Records from a collection:

========================================

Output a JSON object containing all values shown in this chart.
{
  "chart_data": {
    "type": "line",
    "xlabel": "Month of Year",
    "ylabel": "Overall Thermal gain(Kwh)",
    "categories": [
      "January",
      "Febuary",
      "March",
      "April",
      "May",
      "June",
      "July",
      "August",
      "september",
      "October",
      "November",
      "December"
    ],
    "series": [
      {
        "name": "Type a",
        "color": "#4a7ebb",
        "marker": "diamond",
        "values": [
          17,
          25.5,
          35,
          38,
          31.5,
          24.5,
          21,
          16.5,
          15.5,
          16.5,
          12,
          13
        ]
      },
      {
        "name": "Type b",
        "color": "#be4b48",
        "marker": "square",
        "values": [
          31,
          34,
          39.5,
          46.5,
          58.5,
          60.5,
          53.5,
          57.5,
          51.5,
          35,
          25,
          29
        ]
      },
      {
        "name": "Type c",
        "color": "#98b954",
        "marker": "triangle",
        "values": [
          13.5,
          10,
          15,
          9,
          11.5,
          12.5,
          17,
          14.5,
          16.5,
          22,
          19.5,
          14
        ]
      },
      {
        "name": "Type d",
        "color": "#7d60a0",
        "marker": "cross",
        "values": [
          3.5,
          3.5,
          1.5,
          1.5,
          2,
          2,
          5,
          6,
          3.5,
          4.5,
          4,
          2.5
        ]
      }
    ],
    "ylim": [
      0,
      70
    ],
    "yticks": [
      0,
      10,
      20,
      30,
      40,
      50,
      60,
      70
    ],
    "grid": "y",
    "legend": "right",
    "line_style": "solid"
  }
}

========================================

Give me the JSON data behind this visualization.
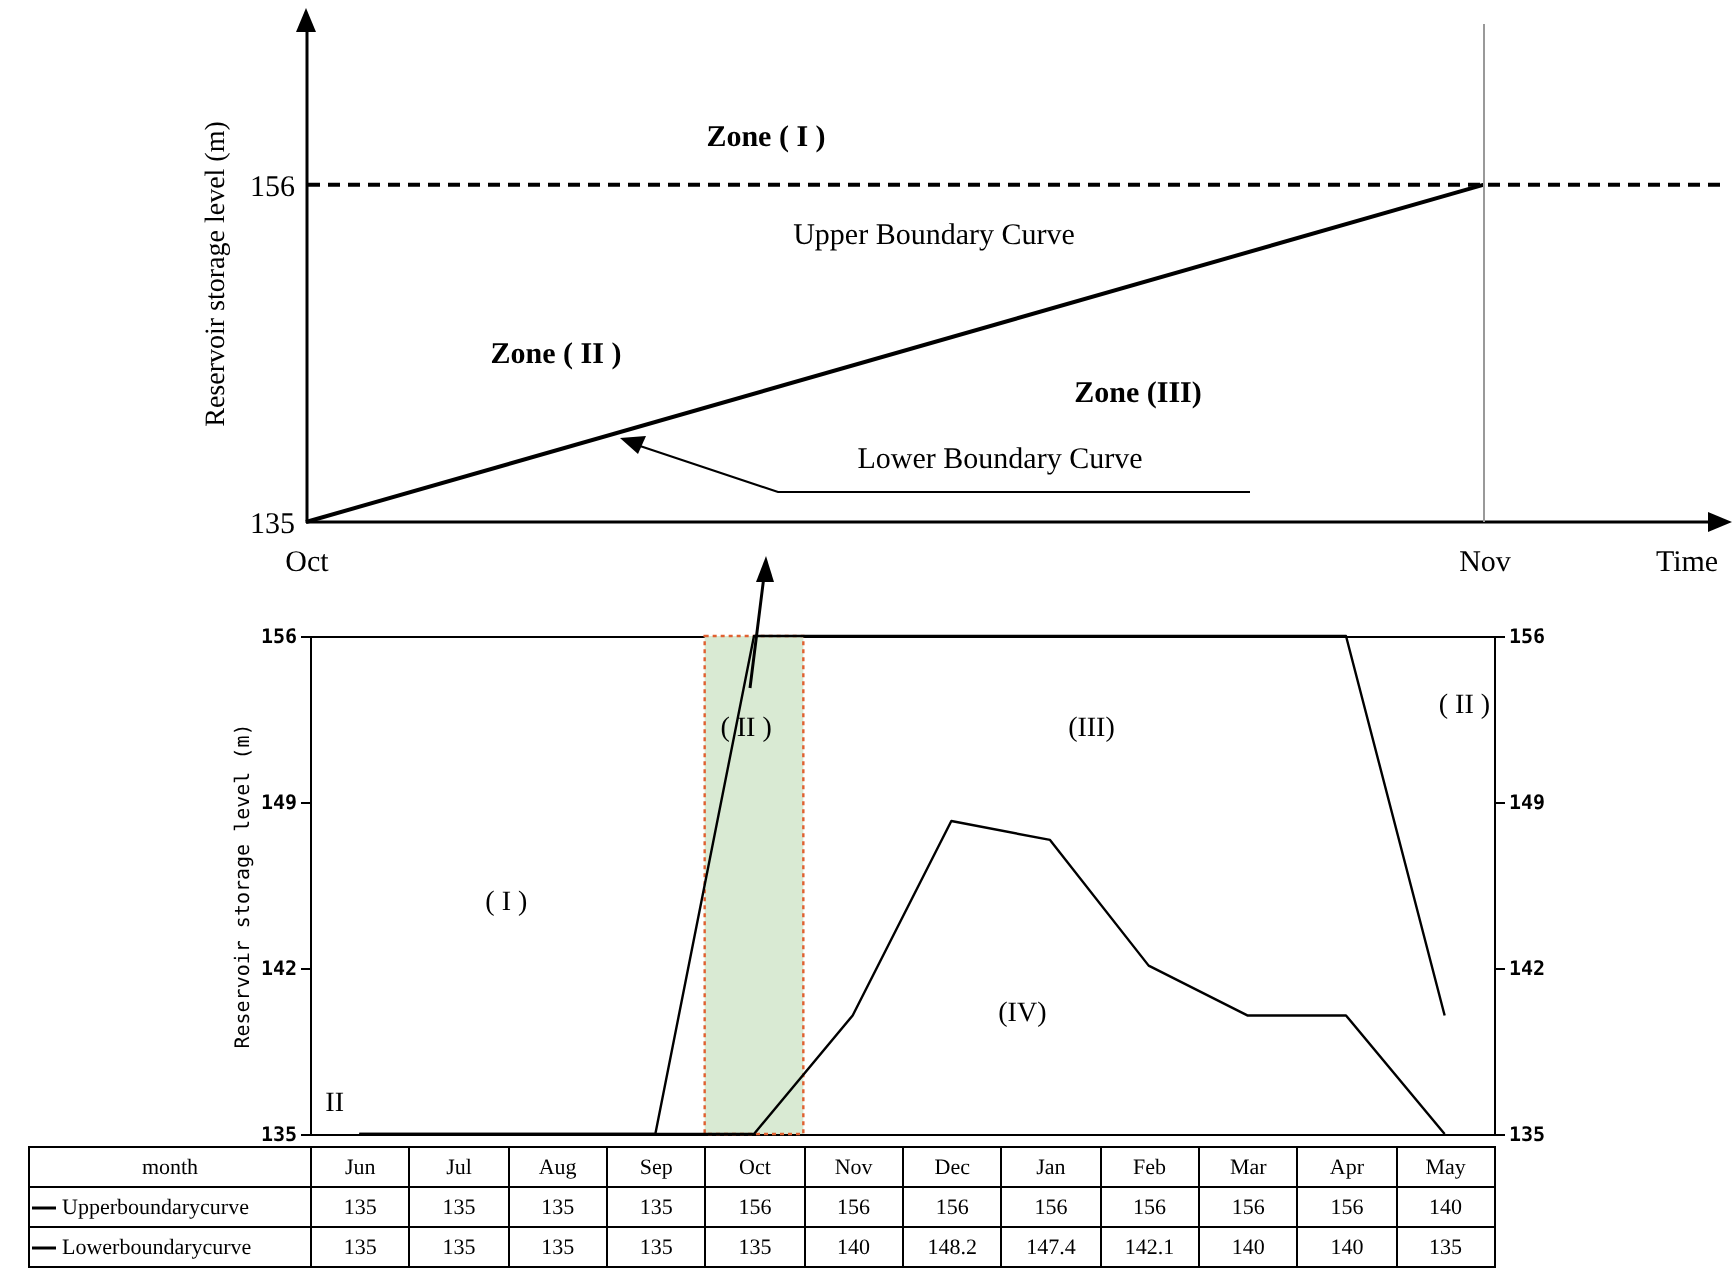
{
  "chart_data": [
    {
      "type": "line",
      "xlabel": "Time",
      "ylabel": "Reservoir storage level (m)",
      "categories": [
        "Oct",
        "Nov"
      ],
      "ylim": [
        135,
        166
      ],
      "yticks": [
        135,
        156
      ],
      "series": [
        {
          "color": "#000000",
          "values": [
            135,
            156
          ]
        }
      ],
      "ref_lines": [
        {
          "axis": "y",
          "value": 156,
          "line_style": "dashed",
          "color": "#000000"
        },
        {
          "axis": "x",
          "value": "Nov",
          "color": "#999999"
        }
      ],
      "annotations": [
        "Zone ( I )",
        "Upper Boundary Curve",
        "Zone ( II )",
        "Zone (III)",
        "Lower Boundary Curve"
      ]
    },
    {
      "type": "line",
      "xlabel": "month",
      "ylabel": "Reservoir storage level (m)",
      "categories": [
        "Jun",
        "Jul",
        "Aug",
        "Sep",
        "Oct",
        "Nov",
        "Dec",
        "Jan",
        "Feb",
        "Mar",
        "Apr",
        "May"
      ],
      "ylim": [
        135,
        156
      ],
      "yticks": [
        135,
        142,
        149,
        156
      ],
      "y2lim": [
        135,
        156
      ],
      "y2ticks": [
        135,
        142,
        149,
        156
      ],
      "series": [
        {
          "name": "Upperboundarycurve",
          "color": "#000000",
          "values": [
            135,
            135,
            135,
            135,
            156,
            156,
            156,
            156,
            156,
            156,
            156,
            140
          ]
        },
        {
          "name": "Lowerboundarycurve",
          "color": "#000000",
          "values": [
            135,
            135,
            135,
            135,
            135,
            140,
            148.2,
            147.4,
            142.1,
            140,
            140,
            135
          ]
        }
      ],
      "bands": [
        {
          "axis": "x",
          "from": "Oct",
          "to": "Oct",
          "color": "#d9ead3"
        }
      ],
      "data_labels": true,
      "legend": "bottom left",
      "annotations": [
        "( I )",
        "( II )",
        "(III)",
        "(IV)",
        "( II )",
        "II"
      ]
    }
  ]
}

========================================

The task:
Extract every line from the records above that contains the word "JSON".

Written response:
Output a JSON object containing all values shown in this chart.
Give me the JSON data behind this visualization.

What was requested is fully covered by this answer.